__Task objective__: Each record is to be printed again precisely as it reads.

(Stored entries)
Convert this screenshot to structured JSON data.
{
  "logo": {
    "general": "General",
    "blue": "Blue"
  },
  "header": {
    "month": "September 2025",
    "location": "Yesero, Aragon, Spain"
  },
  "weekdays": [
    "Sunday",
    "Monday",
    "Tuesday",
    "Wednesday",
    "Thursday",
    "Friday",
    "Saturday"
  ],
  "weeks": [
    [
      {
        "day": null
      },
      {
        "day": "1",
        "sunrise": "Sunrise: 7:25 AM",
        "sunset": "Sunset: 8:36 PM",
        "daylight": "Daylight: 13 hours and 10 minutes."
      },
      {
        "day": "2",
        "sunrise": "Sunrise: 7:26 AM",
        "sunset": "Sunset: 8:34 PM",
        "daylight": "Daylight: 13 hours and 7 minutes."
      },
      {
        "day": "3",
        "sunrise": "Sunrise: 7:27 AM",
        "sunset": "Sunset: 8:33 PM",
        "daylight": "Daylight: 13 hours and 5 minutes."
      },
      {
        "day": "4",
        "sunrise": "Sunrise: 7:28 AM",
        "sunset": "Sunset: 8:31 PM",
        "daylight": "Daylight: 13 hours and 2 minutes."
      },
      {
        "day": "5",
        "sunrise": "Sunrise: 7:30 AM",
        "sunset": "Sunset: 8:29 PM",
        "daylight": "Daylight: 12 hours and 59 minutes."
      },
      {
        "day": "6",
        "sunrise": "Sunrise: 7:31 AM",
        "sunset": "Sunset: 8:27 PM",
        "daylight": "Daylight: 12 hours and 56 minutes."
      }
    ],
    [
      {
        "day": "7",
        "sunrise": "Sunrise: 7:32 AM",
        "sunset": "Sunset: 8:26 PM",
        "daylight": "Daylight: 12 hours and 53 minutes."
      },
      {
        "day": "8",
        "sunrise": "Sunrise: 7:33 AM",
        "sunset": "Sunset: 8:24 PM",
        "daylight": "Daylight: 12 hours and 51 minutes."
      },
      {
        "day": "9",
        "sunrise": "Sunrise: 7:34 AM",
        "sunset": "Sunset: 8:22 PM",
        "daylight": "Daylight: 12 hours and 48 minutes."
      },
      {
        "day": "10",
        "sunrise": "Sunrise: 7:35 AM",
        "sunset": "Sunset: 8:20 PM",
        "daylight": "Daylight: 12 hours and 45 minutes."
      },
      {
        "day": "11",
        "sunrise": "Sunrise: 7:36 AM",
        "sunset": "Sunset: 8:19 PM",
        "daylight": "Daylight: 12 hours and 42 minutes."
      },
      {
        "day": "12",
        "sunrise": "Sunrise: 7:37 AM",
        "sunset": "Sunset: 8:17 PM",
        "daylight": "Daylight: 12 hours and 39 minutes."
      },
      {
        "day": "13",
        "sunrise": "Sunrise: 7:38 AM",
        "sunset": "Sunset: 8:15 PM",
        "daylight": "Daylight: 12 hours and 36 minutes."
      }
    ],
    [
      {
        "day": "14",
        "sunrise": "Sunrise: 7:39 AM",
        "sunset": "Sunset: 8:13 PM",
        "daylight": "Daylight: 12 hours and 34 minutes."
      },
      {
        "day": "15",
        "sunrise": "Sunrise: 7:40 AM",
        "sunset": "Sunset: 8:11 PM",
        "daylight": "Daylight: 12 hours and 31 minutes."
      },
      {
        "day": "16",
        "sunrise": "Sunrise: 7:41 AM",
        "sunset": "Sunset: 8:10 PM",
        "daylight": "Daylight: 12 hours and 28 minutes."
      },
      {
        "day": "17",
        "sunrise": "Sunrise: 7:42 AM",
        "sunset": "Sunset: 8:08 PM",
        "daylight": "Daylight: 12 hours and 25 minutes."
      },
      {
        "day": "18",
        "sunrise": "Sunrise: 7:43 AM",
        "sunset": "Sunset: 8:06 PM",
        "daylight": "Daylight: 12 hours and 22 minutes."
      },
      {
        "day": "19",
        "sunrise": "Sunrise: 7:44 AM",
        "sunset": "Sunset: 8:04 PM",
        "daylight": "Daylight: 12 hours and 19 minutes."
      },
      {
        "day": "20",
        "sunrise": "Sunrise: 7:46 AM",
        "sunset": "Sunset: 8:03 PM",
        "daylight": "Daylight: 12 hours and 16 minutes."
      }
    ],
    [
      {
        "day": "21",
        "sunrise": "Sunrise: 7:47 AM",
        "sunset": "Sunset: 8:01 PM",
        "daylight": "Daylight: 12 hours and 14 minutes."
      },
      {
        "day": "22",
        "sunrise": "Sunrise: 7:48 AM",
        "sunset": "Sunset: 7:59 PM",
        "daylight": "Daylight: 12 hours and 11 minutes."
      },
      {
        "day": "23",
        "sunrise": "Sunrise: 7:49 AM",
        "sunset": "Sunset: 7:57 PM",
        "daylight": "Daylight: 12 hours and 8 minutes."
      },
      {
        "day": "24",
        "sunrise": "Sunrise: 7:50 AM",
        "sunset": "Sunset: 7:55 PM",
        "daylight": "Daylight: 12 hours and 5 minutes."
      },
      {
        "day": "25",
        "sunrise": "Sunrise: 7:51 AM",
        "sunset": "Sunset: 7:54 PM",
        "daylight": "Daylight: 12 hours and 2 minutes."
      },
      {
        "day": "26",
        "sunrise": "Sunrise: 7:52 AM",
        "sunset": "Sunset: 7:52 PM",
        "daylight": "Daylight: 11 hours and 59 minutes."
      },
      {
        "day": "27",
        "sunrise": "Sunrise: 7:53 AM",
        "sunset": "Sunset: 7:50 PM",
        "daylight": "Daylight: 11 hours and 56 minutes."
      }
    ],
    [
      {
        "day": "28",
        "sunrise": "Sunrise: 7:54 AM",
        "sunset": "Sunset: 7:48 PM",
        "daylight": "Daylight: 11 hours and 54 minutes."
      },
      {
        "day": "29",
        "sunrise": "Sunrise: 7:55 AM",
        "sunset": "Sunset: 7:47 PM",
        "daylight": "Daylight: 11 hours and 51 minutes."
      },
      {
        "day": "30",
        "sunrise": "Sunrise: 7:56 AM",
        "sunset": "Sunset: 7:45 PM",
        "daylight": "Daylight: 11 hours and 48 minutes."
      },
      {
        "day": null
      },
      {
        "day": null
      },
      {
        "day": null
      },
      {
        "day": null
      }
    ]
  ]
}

__Task result__:
Convert this screenshot to structured JSON data.
{
  "logo": {
    "general": "General",
    "blue": "Blue"
  },
  "header": {
    "month": "September 2025",
    "location": "Yesero, Aragon, Spain"
  },
  "weekdays": [
    "Sunday",
    "Monday",
    "Tuesday",
    "Wednesday",
    "Thursday",
    "Friday",
    "Saturday"
  ],
  "weeks": [
    [
      {
        "day": null
      },
      {
        "day": "1",
        "sunrise": "Sunrise: 7:25 AM",
        "sunset": "Sunset: 8:36 PM",
        "daylight": "Daylight: 13 hours and 10 minutes."
      },
      {
        "day": "2",
        "sunrise": "Sunrise: 7:26 AM",
        "sunset": "Sunset: 8:34 PM",
        "daylight": "Daylight: 13 hours and 7 minutes."
      },
      {
        "day": "3",
        "sunrise": "Sunrise: 7:27 AM",
        "sunset": "Sunset: 8:33 PM",
        "daylight": "Daylight: 13 hours and 5 minutes."
      },
      {
        "day": "4",
        "sunrise": "Sunrise: 7:28 AM",
        "sunset": "Sunset: 8:31 PM",
        "daylight": "Daylight: 13 hours and 2 minutes."
      },
      {
        "day": "5",
        "sunrise": "Sunrise: 7:30 AM",
        "sunset": "Sunset: 8:29 PM",
        "daylight": "Daylight: 12 hours and 59 minutes."
      },
      {
        "day": "6",
        "sunrise": "Sunrise: 7:31 AM",
        "sunset": "Sunset: 8:27 PM",
        "daylight": "Daylight: 12 hours and 56 minutes."
      }
    ],
    [
      {
        "day": "7",
        "sunrise": "Sunrise: 7:32 AM",
        "sunset": "Sunset: 8:26 PM",
        "daylight": "Daylight: 12 hours and 53 minutes."
      },
      {
        "day": "8",
        "sunrise": "Sunrise: 7:33 AM",
        "sunset": "Sunset: 8:24 PM",
        "daylight": "Daylight: 12 hours and 51 minutes."
      },
      {
        "day": "9",
        "sunrise": "Sunrise: 7:34 AM",
        "sunset": "Sunset: 8:22 PM",
        "daylight": "Daylight: 12 hours and 48 minutes."
      },
      {
        "day": "10",
        "sunrise": "Sunrise: 7:35 AM",
        "sunset": "Sunset: 8:20 PM",
        "daylight": "Daylight: 12 hours and 45 minutes."
      },
      {
        "day": "11",
        "sunrise": "Sunrise: 7:36 AM",
        "sunset": "Sunset: 8:19 PM",
        "daylight": "Daylight: 12 hours and 42 minutes."
      },
      {
        "day": "12",
        "sunrise": "Sunrise: 7:37 AM",
        "sunset": "Sunset: 8:17 PM",
        "daylight": "Daylight: 12 hours and 39 minutes."
      },
      {
        "day": "13",
        "sunrise": "Sunrise: 7:38 AM",
        "sunset": "Sunset: 8:15 PM",
        "daylight": "Daylight: 12 hours and 36 minutes."
      }
    ],
    [
      {
        "day": "14",
        "sunrise": "Sunrise: 7:39 AM",
        "sunset": "Sunset: 8:13 PM",
        "daylight": "Daylight: 12 hours and 34 minutes."
      },
      {
        "day": "15",
        "sunrise": "Sunrise: 7:40 AM",
        "sunset": "Sunset: 8:11 PM",
        "daylight": "Daylight: 12 hours and 31 minutes."
      },
      {
        "day": "16",
        "sunrise": "Sunrise: 7:41 AM",
        "sunset": "Sunset: 8:10 PM",
        "daylight": "Daylight: 12 hours and 28 minutes."
      },
      {
        "day": "17",
        "sunrise": "Sunrise: 7:42 AM",
        "sunset": "Sunset: 8:08 PM",
        "daylight": "Daylight: 12 hours and 25 minutes."
      },
      {
        "day": "18",
        "sunrise": "Sunrise: 7:43 AM",
        "sunset": "Sunset: 8:06 PM",
        "daylight": "Daylight: 12 hours and 22 minutes."
      },
      {
        "day": "19",
        "sunrise": "Sunrise: 7:44 AM",
        "sunset": "Sunset: 8:04 PM",
        "daylight": "Daylight: 12 hours and 19 minutes."
      },
      {
        "day": "20",
        "sunrise": "Sunrise: 7:46 AM",
        "sunset": "Sunset: 8:03 PM",
        "daylight": "Daylight: 12 hours and 16 minutes."
      }
    ],
    [
      {
        "day": "21",
        "sunrise": "Sunrise: 7:47 AM",
        "sunset": "Sunset: 8:01 PM",
        "daylight": "Daylight: 12 hours and 14 minutes."
      },
      {
        "day": "22",
        "sunrise": "Sunrise: 7:48 AM",
        "sunset": "Sunset: 7:59 PM",
        "daylight": "Daylight: 12 hours and 11 minutes."
      },
      {
        "day": "23",
        "sunrise": "Sunrise: 7:49 AM",
        "sunset": "Sunset: 7:57 PM",
        "daylight": "Daylight: 12 hours and 8 minutes."
      },
      {
        "day": "24",
        "sunrise": "Sunrise: 7:50 AM",
        "sunset": "Sunset: 7:55 PM",
        "daylight": "Daylight: 12 hours and 5 minutes."
      },
      {
        "day": "25",
        "sunrise": "Sunrise: 7:51 AM",
        "sunset": "Sunset: 7:54 PM",
        "daylight": "Daylight: 12 hours and 2 minutes."
      },
      {
        "day": "26",
        "sunrise": "Sunrise: 7:52 AM",
        "sunset": "Sunset: 7:52 PM",
        "daylight": "Daylight: 11 hours and 59 minutes."
      },
      {
        "day": "27",
        "sunrise": "Sunrise: 7:53 AM",
        "sunset": "Sunset: 7:50 PM",
        "daylight": "Daylight: 11 hours and 56 minutes."
      }
    ],
    [
      {
        "day": "28",
        "sunrise": "Sunrise: 7:54 AM",
        "sunset": "Sunset: 7:48 PM",
        "daylight": "Daylight: 11 hours and 54 minutes."
      },
      {
        "day": "29",
        "sunrise": "Sunrise: 7:55 AM",
        "sunset": "Sunset: 7:47 PM",
        "daylight": "Daylight: 11 hours and 51 minutes."
      },
      {
        "day": "30",
        "sunrise": "Sunrise: 7:56 AM",
        "sunset": "Sunset: 7:45 PM",
        "daylight": "Daylight: 11 hours and 48 minutes."
      },
      {
        "day": null
      },
      {
        "day": null
      },
      {
        "day": null
      },
      {
        "day": null
      }
    ]
  ]
}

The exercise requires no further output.